>> start Raw records

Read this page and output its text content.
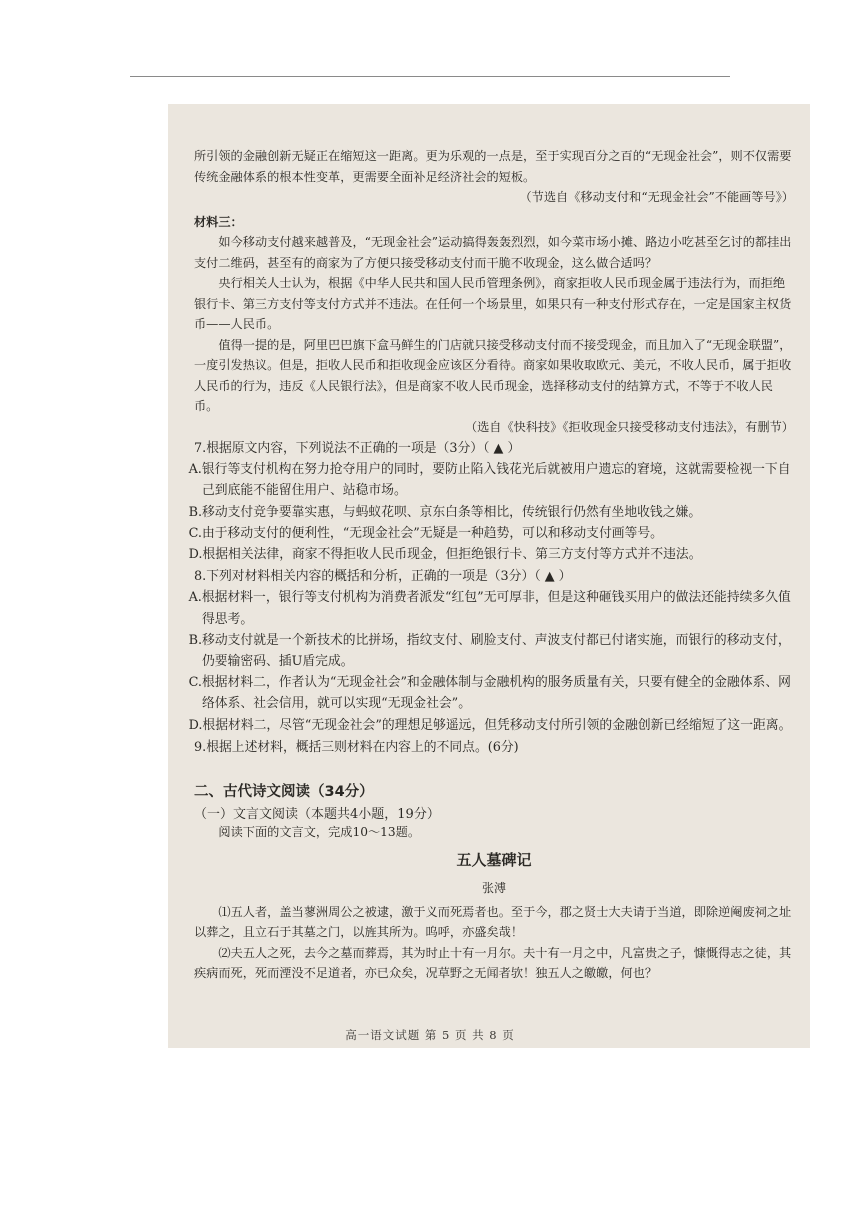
所引领的金融创新无疑正在缩短这一距离。更为乐观的一点是，至于实现百分之百的“无现金社会”，则不仅需要传统金融体系的根本性变革，更需要全面补足经济社会的短板。

（节选自《移动支付和“无现金社会”不能画等号》）

材料三：

如今移动支付越来越普及，“无现金社会”运动搞得轰轰烈烈，如今菜市场小摊、路边小吃甚至乞讨的都挂出支付二维码，甚至有的商家为了方便只接受移动支付而干脆不收现金，这么做合适吗？

央行相关人士认为，根据《中华人民共和国人民币管理条例》，商家拒收人民币现金属于违法行为，而拒绝银行卡、第三方支付等支付方式并不违法。在任何一个场景里，如果只有一种支付形式存在，一定是国家主权货币——人民币。

值得一提的是，阿里巴巴旗下盒马鲜生的门店就只接受移动支付而不接受现金，而且加入了“无现金联盟”，一度引发热议。但是，拒收人民币和拒收现金应该区分看待。商家如果收取欧元、美元，不收人民币，属于拒收人民币的行为，违反《人民银行法》，但是商家不收人民币现金，选择移动支付的结算方式，不等于不收人民币。

（选自《快科技》《拒收现金只接受移动支付违法》，有删节）

7.根据原文内容，下列说法不正确的一项是（3分）（ ▲ ）

A.银行等支付机构在努力抢夺用户的同时，要防止陷入钱花光后就被用户遗忘的窘境，这就需要检视一下自己到底能不能留住用户、站稳市场。

B.移动支付竞争要靠实惠，与蚂蚁花呗、京东白条等相比，传统银行仍然有坐地收钱之嫌。

C.由于移动支付的便利性，“无现金社会”无疑是一种趋势，可以和移动支付画等号。

D.根据相关法律，商家不得拒收人民币现金，但拒绝银行卡、第三方支付等方式并不违法。

8.下列对材料相关内容的概括和分析，正确的一项是（3分）（ ▲ ）

A.根据材料一，银行等支付机构为消费者派发“红包”无可厚非，但是这种砸钱买用户的做法还能持续多久值得思考。

B.移动支付就是一个新技术的比拼场，指纹支付、刷脸支付、声波支付都已付诸实施，而银行的移动支付，仍要输密码、插U盾完成。

C.根据材料二，作者认为“无现金社会”和金融体制与金融机构的服务质量有关，只要有健全的金融体系、网络体系、社会信用，就可以实现“无现金社会”。

D.根据材料二，尽管“无现金社会”的理想足够遥远，但凭移动支付所引领的金融创新已经缩短了这一距离。

9.根据上述材料，概括三则材料在内容上的不同点。(6分)

二、古代诗文阅读（34分）

（一）文言文阅读（本题共4小题，19分）

阅读下面的文言文，完成10～13题。

五人墓碑记

张溥

⑴五人者，盖当蓼洲周公之被逮，激于义而死焉者也。至于今，郡之贤士大夫请于当道，即除逆阉废祠之址以葬之，且立石于其墓之门，以旌其所为。呜呼，亦盛矣哉！

⑵夫五人之死，去今之墓而葬焉，其为时止十有一月尔。夫十有一月之中，凡富贵之子，慷慨得志之徒，其疾病而死，死而湮没不足道者，亦已众矣，况草野之无闻者欤！独五人之皦皦，何也？

高一语文试题 第 5 页 共 8 页
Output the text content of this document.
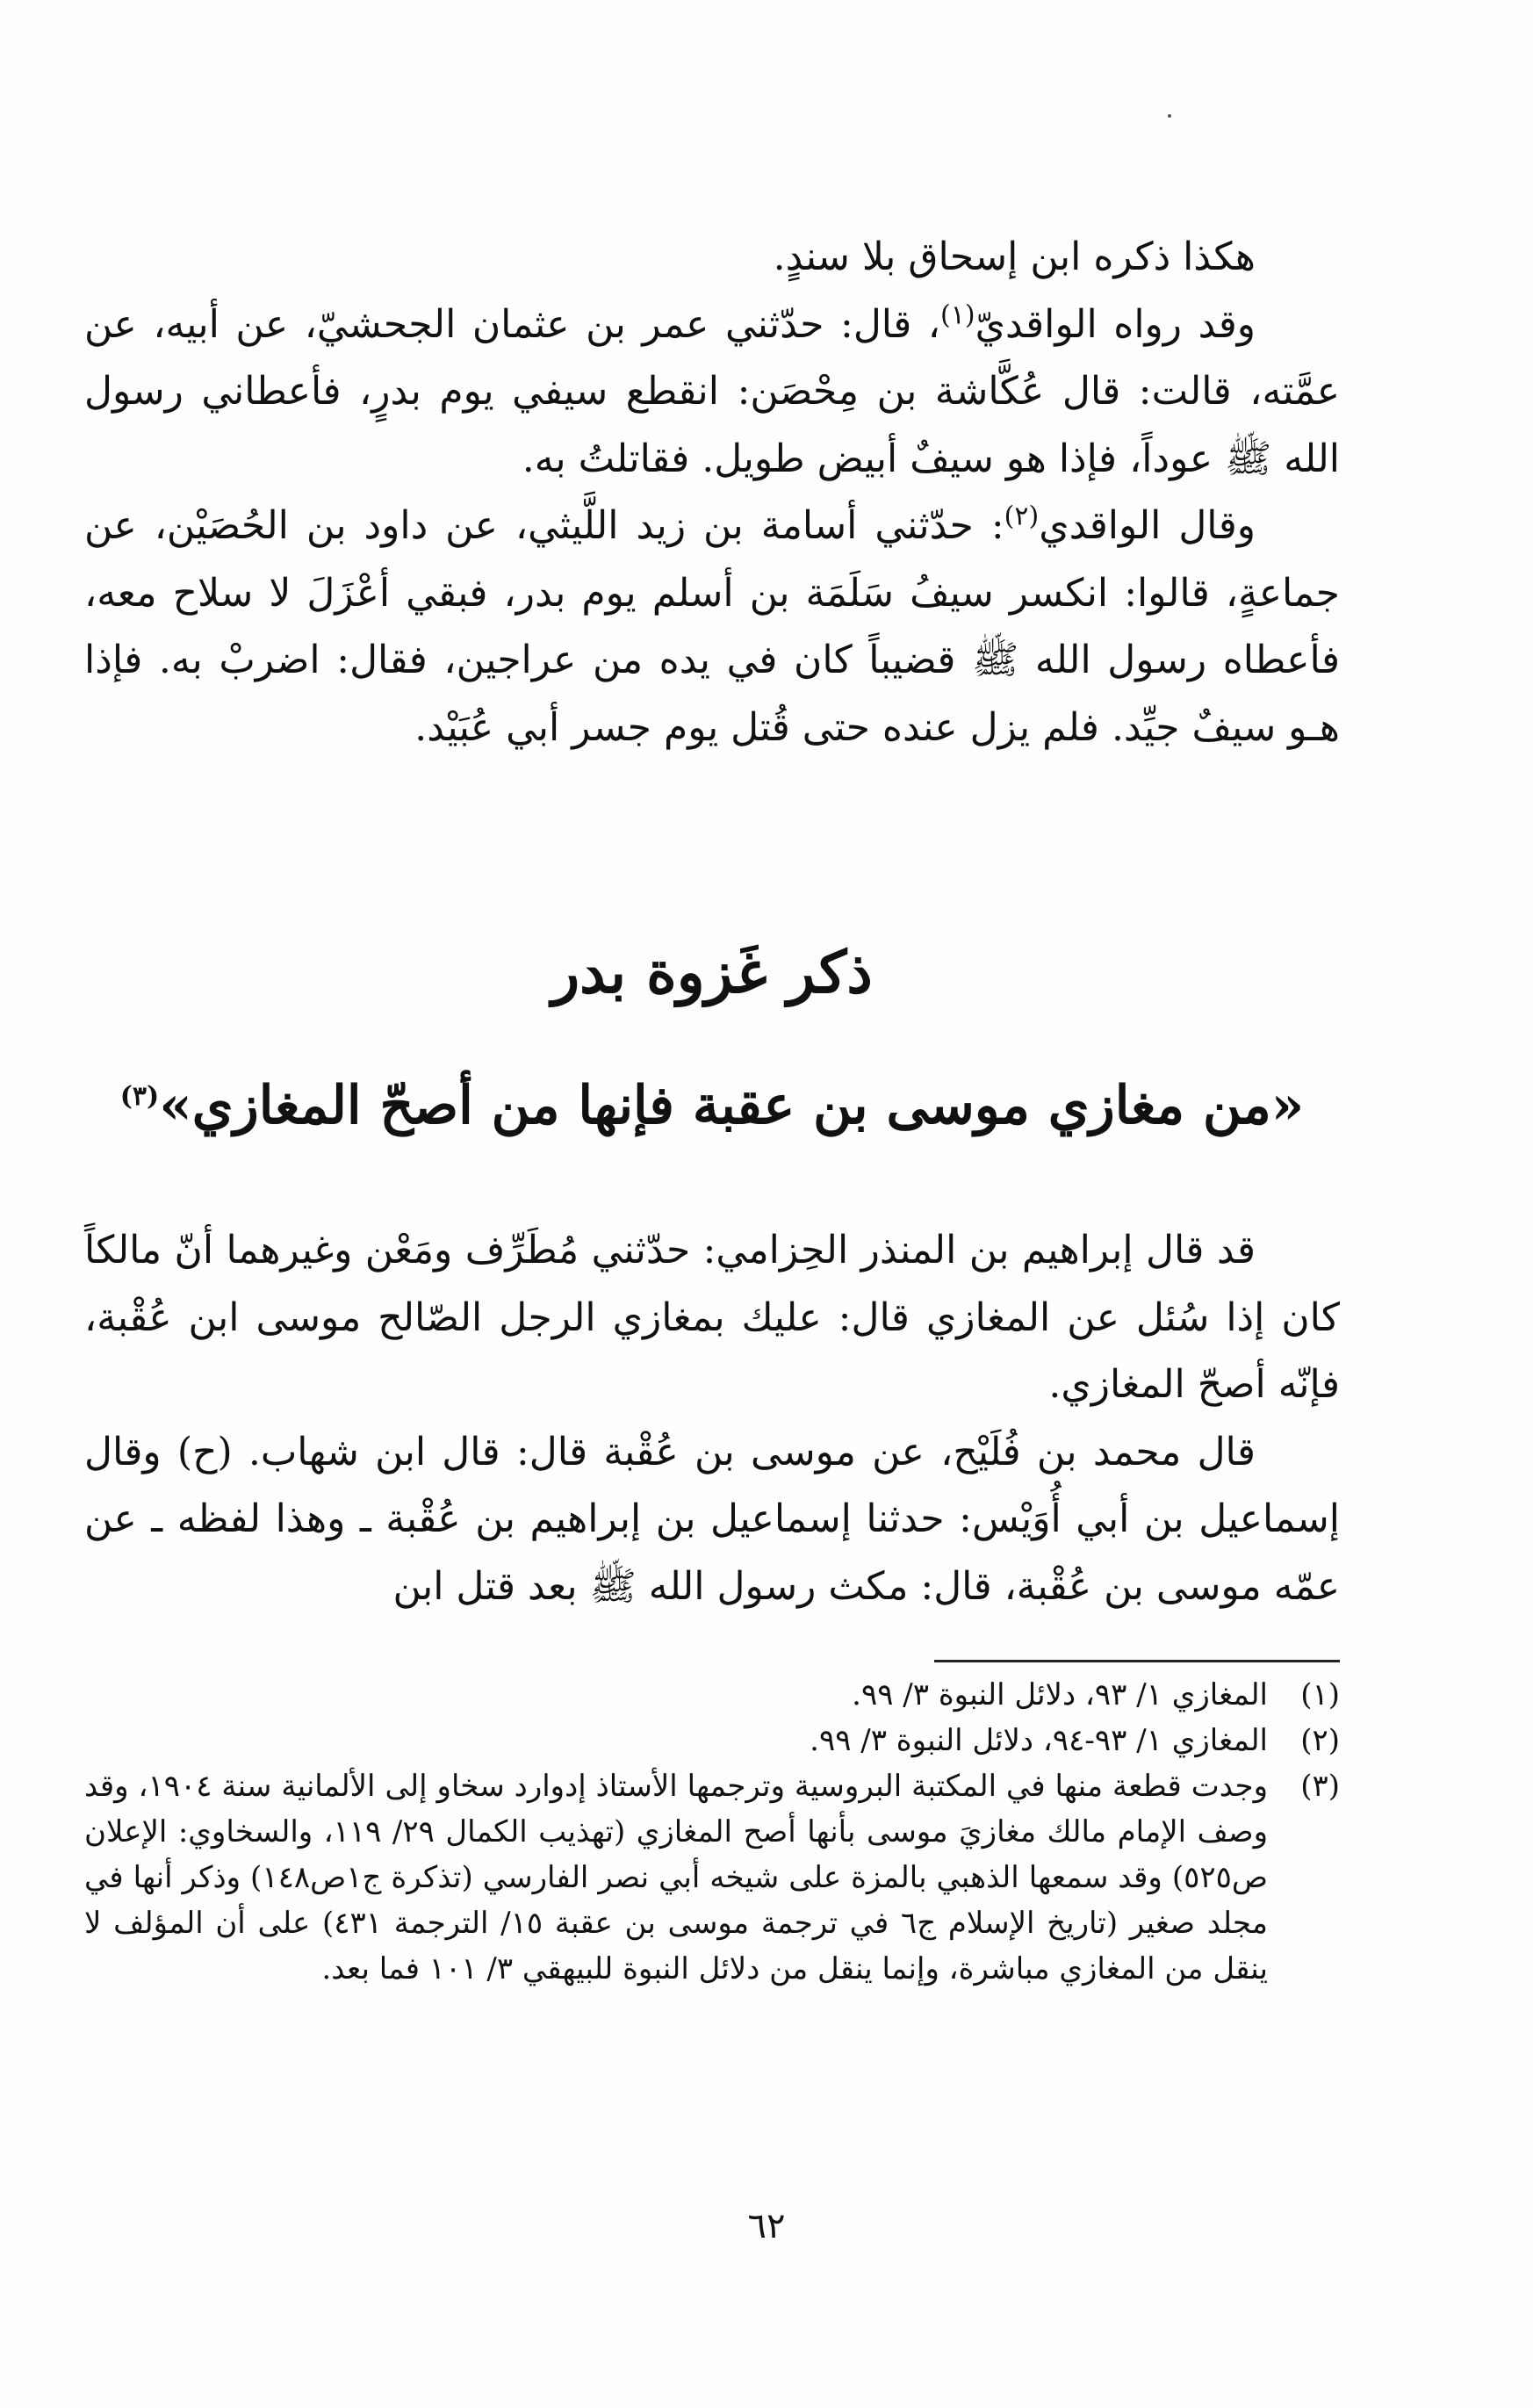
هكذا ذكره ابن إسحاق بلا سندٍ.

وقد رواه الواقديّ$^{(١)}$، قال: حدّثني عمر بن عثمان الجحشيّ، عن أبيه، عن عمَّته، قالت: قال عُكَّاشة بن مِحْصَن: انقطع سيفي يوم بدرٍ، فأعطاني رسول الله ﷺ عوداً، فإذا هو سيفٌ أبيض طويل. فقاتلتُ به.

وقال الواقدي$^{(٢)}$: حدّثني أسامة بن زيد اللَّيثي، عن داود بن الحُصَيْن، عن جماعةٍ، قالوا: انكسر سيفُ سَلَمَة بن أسلم يوم بدر، فبقي أعْزَلَ لا سلاح معه، فأعطاه رسول الله ﷺ قضيباً كان في يده من عراجين، فقال: اضربْ به. فإذا هـو سيفٌ جيِّد. فلم يزل عنده حتى قُتل يوم جسر أبي عُبَيْد.

ذكر غَزوة بدر
«من مغازي موسى بن عقبة فإنها من أصحّ المغازي»$^{(٣)}$

قد قال إبراهيم بن المنذر الحِزامي: حدّثني مُطَرِّف ومَعْن وغيرهما أنّ مالكاً كان إذا سُئل عن المغازي قال: عليك بمغازي الرجل الصّالح موسى ابن عُقْبة، فإنّه أصحّ المغازي.

قال محمد بن فُلَيْح، عن موسى بن عُقْبة قال: قال ابن شهاب. (ح) وقال إسماعيل بن أبي أُوَيْس: حدثنا إسماعيل بن إبراهيم بن عُقْبة ـ وهذا لفظه ـ عن عمّه موسى بن عُقْبة، قال: مكث رسول الله ﷺ بعد قتل ابن

(١)
المغازي ١/ ٩٣، دلائل النبوة ٣/ ٩٩.
(٢)
المغازي ١/ ٩٣-٩٤، دلائل النبوة ٣/ ٩٩.
(٣)
وجدت قطعة منها في المكتبة البروسية وترجمها الأستاذ إدوارد سخاو إلى الألمانية سنة ١٩٠٤، وقد وصف الإمام مالك مغازيَ موسى بأنها أصح المغازي (تهذيب الكمال ٢٩/ ١١٩، والسخاوي: الإعلان ص٥٢٥) وقد سمعها الذهبي بالمزة على شيخه أبي نصر الفارسي (تذكرة ج١ص١٤٨) وذكر أنها في مجلد صغير (تاريخ الإسلام ج٦ في ترجمة موسى بن عقبة ١٥/ الترجمة ٤٣١) على أن المؤلف لا ينقل من المغازي مباشرة، وإنما ينقل من دلائل النبوة للبيهقي ٣/ ١٠١ فما بعد.
٦٢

>> end Raw records

Go through the preceding material and copy each line that has the word "المغازي".

«من مغازي موسى بن عقبة فإنها من أصحّ المغازي»$^{(٣)}$
قد قال إبراهيم بن المنذر الحِزامي: حدّثني مُطَرِّف ومَعْن وغيرهما أنّ مالكاً كان إذا سُئل عن المغازي قال: عليك بمغازي الرجل الصّالح موسى ابن عُقْبة، فإنّه أصحّ المغازي.
المغازي ١/ ٩٣، دلائل النبوة ٣/ ٩٩.
المغازي ١/ ٩٣-٩٤، دلائل النبوة ٣/ ٩٩.
وجدت قطعة منها في المكتبة البروسية وترجمها الأستاذ إدوارد سخاو إلى الألمانية سنة ١٩٠٤، وقد وصف الإمام مالك مغازيَ موسى بأنها أصح المغازي (تهذيب الكمال ٢٩/ ١١٩، والسخاوي: الإعلان ص٥٢٥) وقد سمعها الذهبي بالمزة على شيخه أبي نصر الفارسي (تذكرة ج١ص١٤٨) وذكر أنها في مجلد صغير (تاريخ الإسلام ج٦ في ترجمة موسى بن عقبة ١٥/ الترجمة ٤٣١) على أن المؤلف لا ينقل من المغازي مباشرة، وإنما ينقل من دلائل النبوة للبيهقي ٣/ ١٠١ فما بعد.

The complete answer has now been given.